◆ **THE REQUEST**: Wherever the word "base" appears in a line, extract that line.

[Recorded data]
____________

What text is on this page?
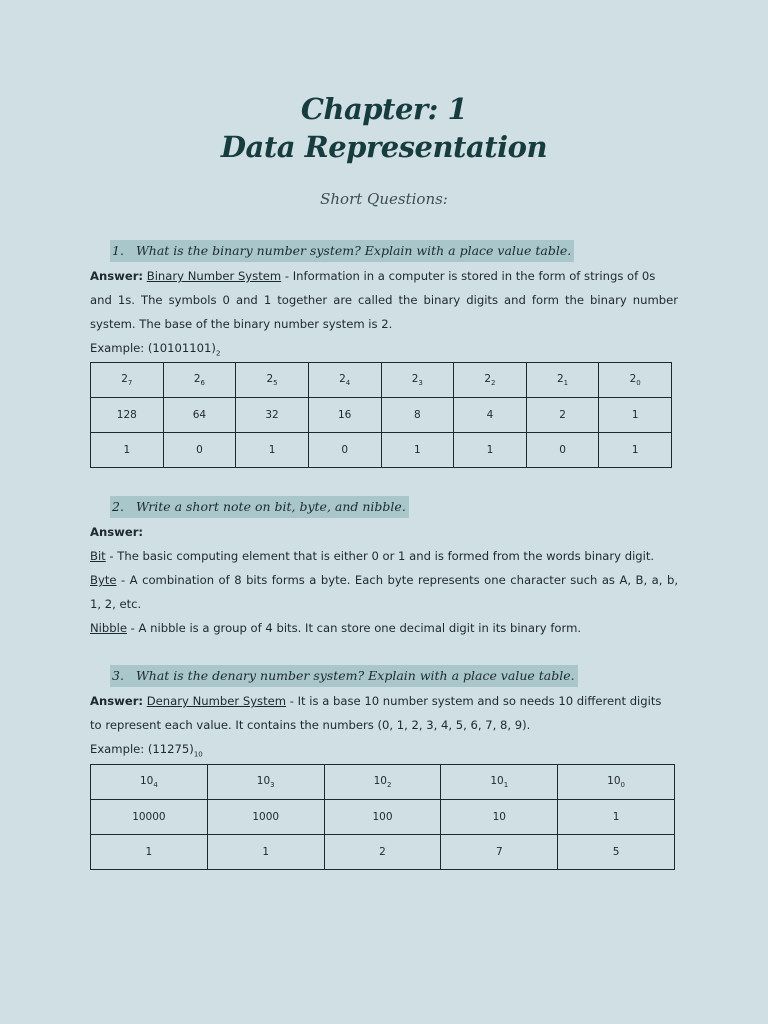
Chapter: 1
Data Representation
Short Questions:
1. What is the binary number system? Explain with a place value table.
Answer: Binary Number System - Information in a computer is stored in the form of strings of 0s
and 1s. The symbols 0 and 1 together are called the binary digits and form the binary number
system. The base of the binary number system is 2.
Example: $(10101101)_2$
$2_7$	$2_6$	$2_5$	$2_4$	$2_3$	$2_2$	$2_1$	$2_0$
128	64	32	16	8	4	2	1
1	0	1	0	1	1	0	1
2. Write a short note on bit, byte, and nibble.
Answer:
Bit - The basic computing element that is either 0 or 1 and is formed from the words binary digit.
Byte - A combination of 8 bits forms a byte. Each byte represents one character such as A, B, a, b,
1, 2, etc.
Nibble - A nibble is a group of 4 bits. It can store one decimal digit in its binary form.
3. What is the denary number system? Explain with a place value table.
Answer: Denary Number System - It is a base 10 number system and so needs 10 different digits
to represent each value. It contains the numbers (0, 1, 2, 3, 4, 5, 6, 7, 8, 9).
Example: $(11275)_{10}$
$10_4$	$10_3$	$10_2$	$10_1$	$10_0$
10000	1000	100	10	1
1	1	2	7	5
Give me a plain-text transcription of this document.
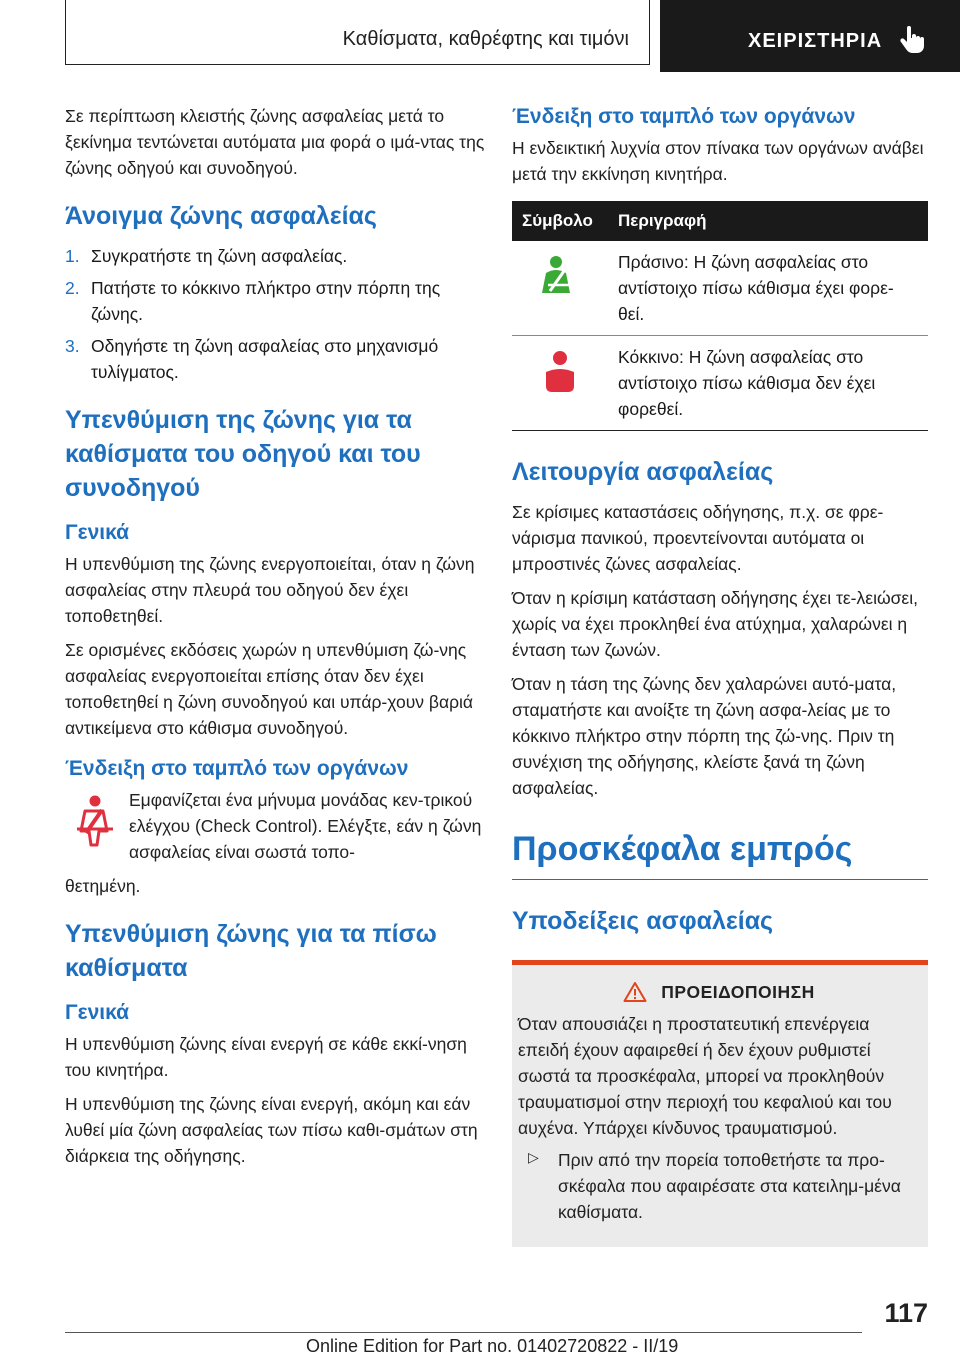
Καθίσματα, καθρέφτης και τιμόνι	ΧΕΙΡΙΣΤΗΡΙΑ

Σε περίπτωση κλειστής ζώνης ασφαλείας μετά το ξεκίνημα τεντώνεται αυτόματα μια φορά ο ιμά-ντας της ζώνης οδηγού και συνοδηγού.

Άνοιγμα ζώνης ασφαλείας
1. Συγκρατήστε τη ζώνη ασφαλείας.
2. Πατήστε το κόκκινο πλήκτρο στην πόρπη της ζώνης.
3. Οδηγήστε τη ζώνη ασφαλείας στο μηχανισμό τυλίγματος.
Υπενθύμιση της ζώνης για τα καθίσματα του οδηγού και του συνοδηγού
Γενικά

Η υπενθύμιση της ζώνης ενεργοποιείται, όταν η ζώνη ασφαλείας στην πλευρά του οδηγού δεν έχει τοποθετηθεί.

Σε ορισμένες εκδόσεις χωρών η υπενθύμιση ζώ-νης ασφαλείας ενεργοποιείται επίσης όταν δεν έχει τοποθετηθεί η ζώνη συνοδηγού και υπάρ-χουν βαριά αντικείμενα στο κάθισμα συνοδηγού.

Ένδειξη στο ταμπλό των οργάνων

Εμφανίζεται ένα μήνυμα μονάδας κεν-τρικού ελέγχου (Check Control). Ελέγξτε, εάν η ζώνη ασφαλείας είναι σωστά τοπο-

θετημένη.

Υπενθύμιση ζώνης για τα πίσω καθίσματα
Γενικά

Η υπενθύμιση ζώνης είναι ενεργή σε κάθε εκκί-νηση του κινητήρα.

Η υπενθύμιση της ζώνης είναι ενεργή, ακόμη και εάν λυθεί μία ζώνη ασφαλείας των πίσω καθι-σμάτων στη διάρκεια της οδήγησης.

Ένδειξη στο ταμπλό των οργάνων

Η ενδεικτική λυχνία στον πίνακα των οργάνων ανάβει μετά την εκκίνηση κινητήρα.

Σύμβολο	Περιγραφή
	Πράσινο: Η ζώνη ασφαλείας στο αντίστοιχο πίσω κάθισμα έχει φορε-θεί.
	Κόκκινο: Η ζώνη ασφαλείας στο αντίστοιχο πίσω κάθισμα δεν έχει φορεθεί.
Λειτουργία ασφαλείας

Σε κρίσιμες καταστάσεις οδήγησης, π.χ. σε φρε-νάρισμα πανικού, προεντείνονται αυτόματα οι μπροστινές ζώνες ασφαλείας.

Όταν η κρίσιμη κατάσταση οδήγησης έχει τε-λειώσει, χωρίς να έχει προκληθεί ένα ατύχημα, χαλαρώνει η ένταση των ζωνών.

Όταν η τάση της ζώνης δεν χαλαρώνει αυτό-ματα, σταματήστε και ανοίξτε τη ζώνη ασφα-λείας με το κόκκινο πλήκτρο στην πόρπη της ζώ-νης. Πριν τη συνέχιση της οδήγησης, κλείστε ξανά τη ζώνη ασφαλείας.

Προσκέφαλα εμπρός
Υποδείξεις ασφαλείας
ΠΡΟΕΙΔΟΠΟΙΗΣΗ

Όταν απουσιάζει η προστατευτική επενέργεια επειδή έχουν αφαιρεθεί ή δεν έχουν ρυθμιστεί σωστά τα προσκέφαλα, μπορεί να προκληθούν τραυματισμοί στην περιοχή του κεφαλιού και του αυχένα. Υπάρχει κίνδυνος τραυματισμού.

▷	Πριν από την πορεία τοποθετήστε τα προ-σκέφαλα που αφαιρέσατε στα κατειλημ-μένα καθίσματα.

117
Online Edition for Part no. 01402720822 - II/19
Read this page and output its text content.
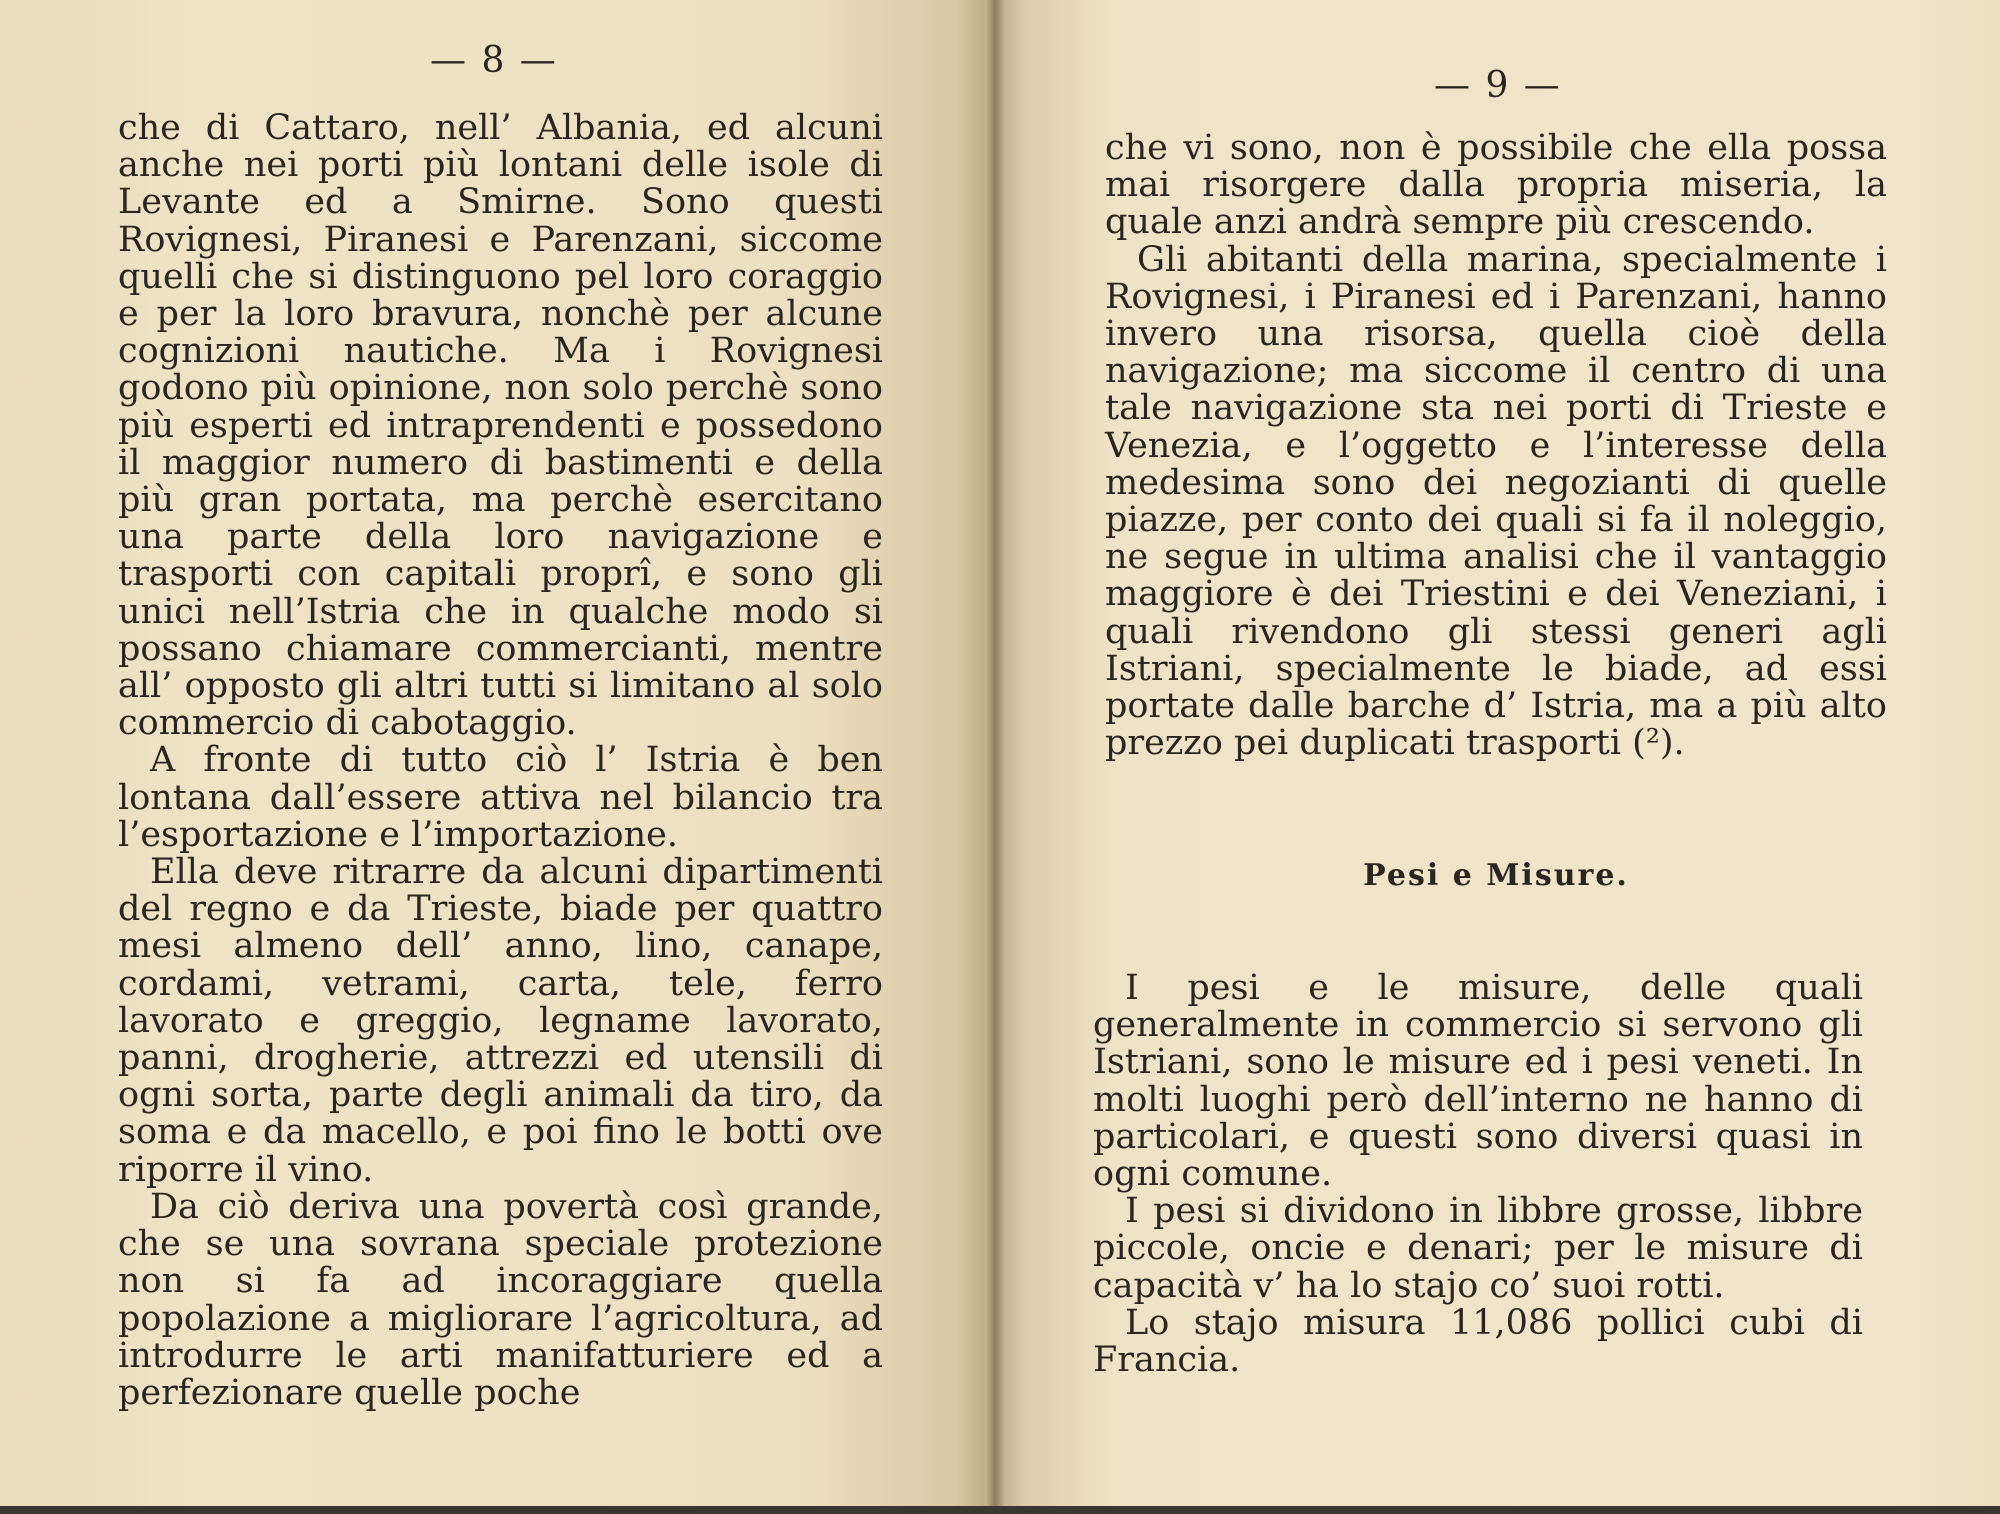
— 8 —

che di Cattaro, nell’ Albania, ed alcuni anche nei porti più lontani delle isole di Levante ed a Smirne. Sono questi Rovignesi, Piranesi e Parenzani, siccome quelli che si distinguono pel loro coraggio e per la loro bravura, nonchè per alcune cognizioni nautiche. Ma i Rovignesi godono più opinione, non solo perchè sono più esperti ed intraprendenti e possedono il maggior numero di bastimenti e della più gran portata, ma perchè esercitano una parte della loro navigazione e trasporti con capitali proprî, e sono gli unici nell’Istria che in qualche modo si possano chiamare commercianti, mentre all’ opposto gli altri tutti si limitano al solo commercio di cabotaggio.

A fronte di tutto ciò l’ Istria è ben lontana dall’essere attiva nel bilancio tra l’esportazione e l’importazione.

Ella deve ritrarre da alcuni dipartimenti del regno e da Trieste, biade per quattro mesi almeno dell’ anno, lino, canape, cordami, vetrami, carta, tele, ferro lavorato e greggio, legname lavorato, panni, drogherie, attrezzi ed utensili di ogni sorta, parte degli animali da tiro, da soma e da macello, e poi fino le botti ove riporre il vino.

Da ciò deriva una povertà così grande, che se una sovrana speciale protezione non si fa ad incoraggiare quella popolazione a migliorare l’agricoltura, ad introdurre le arti manifatturiere ed a perfezionare quelle poche

— 9 —

che vi sono, non è possibile che ella possa mai risorgere dalla propria miseria, la quale anzi andrà sempre più crescendo.

Gli abitanti della marina, specialmente i Rovignesi, i Piranesi ed i Parenzani, hanno invero una risorsa, quella cioè della navigazione; ma siccome il centro di una tale navigazione sta nei porti di Trieste e Venezia, e l’oggetto e l’interesse della medesima sono dei negozianti di quelle piazze, per conto dei quali si fa il noleggio, ne segue in ultima analisi che il vantaggio maggiore è dei Triestini e dei Veneziani, i quali rivendono gli stessi generi agli Istriani, specialmente le biade, ad essi portate dalle barche d’ Istria, ma a più alto prezzo pei duplicati trasporti (²).

Pesi e Misure.

I pesi e le misure, delle quali generalmente in commercio si servono gli Istriani, sono le misure ed i pesi veneti. In molti luoghi però dell’interno ne hanno di particolari, e questi sono diversi quasi in ogni comune.

I pesi si dividono in libbre grosse, libbre piccole, oncie e denari; per le misure di capacità v’ ha lo stajo co’ suoi rotti.

Lo stajo misura 11,086 pollici cubi di Francia.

____________

◆ **FULL ANSWER**:
system. The base of the binary number system is 2.
Answer: Denary Number System - It is a base 10 number system and so needs 10 different digits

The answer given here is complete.